--- Start RECORDED DATA ---

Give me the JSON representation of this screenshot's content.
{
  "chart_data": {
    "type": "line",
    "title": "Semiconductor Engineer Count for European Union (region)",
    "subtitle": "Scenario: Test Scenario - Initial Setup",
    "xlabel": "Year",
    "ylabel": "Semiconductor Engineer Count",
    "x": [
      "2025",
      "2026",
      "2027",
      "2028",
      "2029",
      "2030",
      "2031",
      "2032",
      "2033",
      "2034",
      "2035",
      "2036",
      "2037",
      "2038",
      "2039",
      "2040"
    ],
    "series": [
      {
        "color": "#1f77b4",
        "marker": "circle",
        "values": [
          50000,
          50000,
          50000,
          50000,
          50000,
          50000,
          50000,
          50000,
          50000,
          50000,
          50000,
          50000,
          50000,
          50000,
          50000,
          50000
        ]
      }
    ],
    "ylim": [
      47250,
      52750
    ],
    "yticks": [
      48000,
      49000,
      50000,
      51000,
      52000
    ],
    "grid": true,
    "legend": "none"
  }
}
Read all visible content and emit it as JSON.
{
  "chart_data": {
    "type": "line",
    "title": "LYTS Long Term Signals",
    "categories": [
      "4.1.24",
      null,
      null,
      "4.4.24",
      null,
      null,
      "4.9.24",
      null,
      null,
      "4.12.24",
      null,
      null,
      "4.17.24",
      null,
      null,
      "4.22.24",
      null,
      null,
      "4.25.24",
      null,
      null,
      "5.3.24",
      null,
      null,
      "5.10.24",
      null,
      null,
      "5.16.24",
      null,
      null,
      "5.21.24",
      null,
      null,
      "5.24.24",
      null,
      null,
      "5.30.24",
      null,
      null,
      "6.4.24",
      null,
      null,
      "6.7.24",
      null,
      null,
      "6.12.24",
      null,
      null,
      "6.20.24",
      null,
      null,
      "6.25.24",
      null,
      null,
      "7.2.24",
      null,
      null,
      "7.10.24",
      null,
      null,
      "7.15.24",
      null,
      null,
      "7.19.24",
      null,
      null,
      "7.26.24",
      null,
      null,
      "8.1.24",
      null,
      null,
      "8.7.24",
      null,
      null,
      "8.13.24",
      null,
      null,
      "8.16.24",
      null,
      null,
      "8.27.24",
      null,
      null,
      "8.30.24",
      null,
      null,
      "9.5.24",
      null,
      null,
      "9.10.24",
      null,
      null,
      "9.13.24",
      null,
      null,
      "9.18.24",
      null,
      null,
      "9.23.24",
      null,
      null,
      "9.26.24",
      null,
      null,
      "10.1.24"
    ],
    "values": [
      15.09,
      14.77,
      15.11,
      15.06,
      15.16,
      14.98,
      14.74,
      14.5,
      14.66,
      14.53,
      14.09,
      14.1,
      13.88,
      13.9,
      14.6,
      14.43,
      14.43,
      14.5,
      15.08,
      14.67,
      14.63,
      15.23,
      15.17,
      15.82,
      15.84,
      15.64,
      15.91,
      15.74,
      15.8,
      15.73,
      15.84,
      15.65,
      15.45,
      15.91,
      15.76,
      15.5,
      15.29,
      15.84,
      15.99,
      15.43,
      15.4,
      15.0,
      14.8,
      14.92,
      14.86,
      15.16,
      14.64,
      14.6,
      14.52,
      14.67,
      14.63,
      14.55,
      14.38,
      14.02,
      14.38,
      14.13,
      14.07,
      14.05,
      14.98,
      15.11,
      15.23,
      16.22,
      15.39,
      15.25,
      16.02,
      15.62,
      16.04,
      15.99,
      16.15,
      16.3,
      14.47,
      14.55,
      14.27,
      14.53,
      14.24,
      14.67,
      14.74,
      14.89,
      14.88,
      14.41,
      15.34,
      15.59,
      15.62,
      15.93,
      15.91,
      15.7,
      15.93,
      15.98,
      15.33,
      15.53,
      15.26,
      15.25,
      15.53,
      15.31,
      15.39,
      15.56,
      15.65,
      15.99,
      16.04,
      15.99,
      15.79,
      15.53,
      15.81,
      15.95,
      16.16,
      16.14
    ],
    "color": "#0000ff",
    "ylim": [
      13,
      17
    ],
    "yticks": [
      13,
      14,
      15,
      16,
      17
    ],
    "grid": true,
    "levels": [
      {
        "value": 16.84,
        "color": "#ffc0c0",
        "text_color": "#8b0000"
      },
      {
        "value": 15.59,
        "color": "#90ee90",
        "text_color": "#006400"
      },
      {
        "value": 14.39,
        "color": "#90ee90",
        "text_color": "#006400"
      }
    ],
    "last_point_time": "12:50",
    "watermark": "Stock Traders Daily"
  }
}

--- End RECORDED DATA ---

● WHAT YOU HAVE TO DO:
Above are the records; retype every one exactly.

● TASK SOLUTION:
Give me the JSON representation of this screenshot's content.
{
  "chart_data": {
    "type": "line",
    "title": "Semiconductor Engineer Count for European Union (region)",
    "subtitle": "Scenario: Test Scenario - Initial Setup",
    "xlabel": "Year",
    "ylabel": "Semiconductor Engineer Count",
    "x": [
      "2025",
      "2026",
      "2027",
      "2028",
      "2029",
      "2030",
      "2031",
      "2032",
      "2033",
      "2034",
      "2035",
      "2036",
      "2037",
      "2038",
      "2039",
      "2040"
    ],
    "series": [
      {
        "color": "#1f77b4",
        "marker": "circle",
        "values": [
          50000,
          50000,
          50000,
          50000,
          50000,
          50000,
          50000,
          50000,
          50000,
          50000,
          50000,
          50000,
          50000,
          50000,
          50000,
          50000
        ]
      }
    ],
    "ylim": [
      47250,
      52750
    ],
    "yticks": [
      48000,
      49000,
      50000,
      51000,
      52000
    ],
    "grid": true,
    "legend": "none"
  }
}
Read all visible content and emit it as JSON.
{
  "chart_data": {
    "type": "line",
    "title": "LYTS Long Term Signals",
    "categories": [
      "4.1.24",
      null,
      null,
      "4.4.24",
      null,
      null,
      "4.9.24",
      null,
      null,
      "4.12.24",
      null,
      null,
      "4.17.24",
      null,
      null,
      "4.22.24",
      null,
      null,
      "4.25.24",
      null,
      null,
      "5.3.24",
      null,
      null,
      "5.10.24",
      null,
      null,
      "5.16.24",
      null,
      null,
      "5.21.24",
      null,
      null,
      "5.24.24",
      null,
      null,
      "5.30.24",
      null,
      null,
      "6.4.24",
      null,
      null,
      "6.7.24",
      null,
      null,
      "6.12.24",
      null,
      null,
      "6.20.24",
      null,
      null,
      "6.25.24",
      null,
      null,
      "7.2.24",
      null,
      null,
      "7.10.24",
      null,
      null,
      "7.15.24",
      null,
      null,
      "7.19.24",
      null,
      null,
      "7.26.24",
      null,
      null,
      "8.1.24",
      null,
      null,
      "8.7.24",
      null,
      null,
      "8.13.24",
      null,
      null,
      "8.16.24",
      null,
      null,
      "8.27.24",
      null,
      null,
      "8.30.24",
      null,
      null,
      "9.5.24",
      null,
      null,
      "9.10.24",
      null,
      null,
      "9.13.24",
      null,
      null,
      "9.18.24",
      null,
      null,
      "9.23.24",
      null,
      null,
      "9.26.24",
      null,
      null,
      "10.1.24"
    ],
    "values": [
      15.09,
      14.77,
      15.11,
      15.06,
      15.16,
      14.98,
      14.74,
      14.5,
      14.66,
      14.53,
      14.09,
      14.1,
      13.88,
      13.9,
      14.6,
      14.43,
      14.43,
      14.5,
      15.08,
      14.67,
      14.63,
      15.23,
      15.17,
      15.82,
      15.84,
      15.64,
      15.91,
      15.74,
      15.8,
      15.73,
      15.84,
      15.65,
      15.45,
      15.91,
      15.76,
      15.5,
      15.29,
      15.84,
      15.99,
      15.43,
      15.4,
      15.0,
      14.8,
      14.92,
      14.86,
      15.16,
      14.64,
      14.6,
      14.52,
      14.67,
      14.63,
      14.55,
      14.38,
      14.02,
      14.38,
      14.13,
      14.07,
      14.05,
      14.98,
      15.11,
      15.23,
      16.22,
      15.39,
      15.25,
      16.02,
      15.62,
      16.04,
      15.99,
      16.15,
      16.3,
      14.47,
      14.55,
      14.27,
      14.53,
      14.24,
      14.67,
      14.74,
      14.89,
      14.88,
      14.41,
      15.34,
      15.59,
      15.62,
      15.93,
      15.91,
      15.7,
      15.93,
      15.98,
      15.33,
      15.53,
      15.26,
      15.25,
      15.53,
      15.31,
      15.39,
      15.56,
      15.65,
      15.99,
      16.04,
      15.99,
      15.79,
      15.53,
      15.81,
      15.95,
      16.16,
      16.14
    ],
    "color": "#0000ff",
    "ylim": [
      13,
      17
    ],
    "yticks": [
      13,
      14,
      15,
      16,
      17
    ],
    "grid": true,
    "levels": [
      {
        "value": 16.84,
        "color": "#ffc0c0",
        "text_color": "#8b0000"
      },
      {
        "value": 15.59,
        "color": "#90ee90",
        "text_color": "#006400"
      },
      {
        "value": 14.39,
        "color": "#90ee90",
        "text_color": "#006400"
      }
    ],
    "last_point_time": "12:50",
    "watermark": "Stock Traders Daily"
  }
}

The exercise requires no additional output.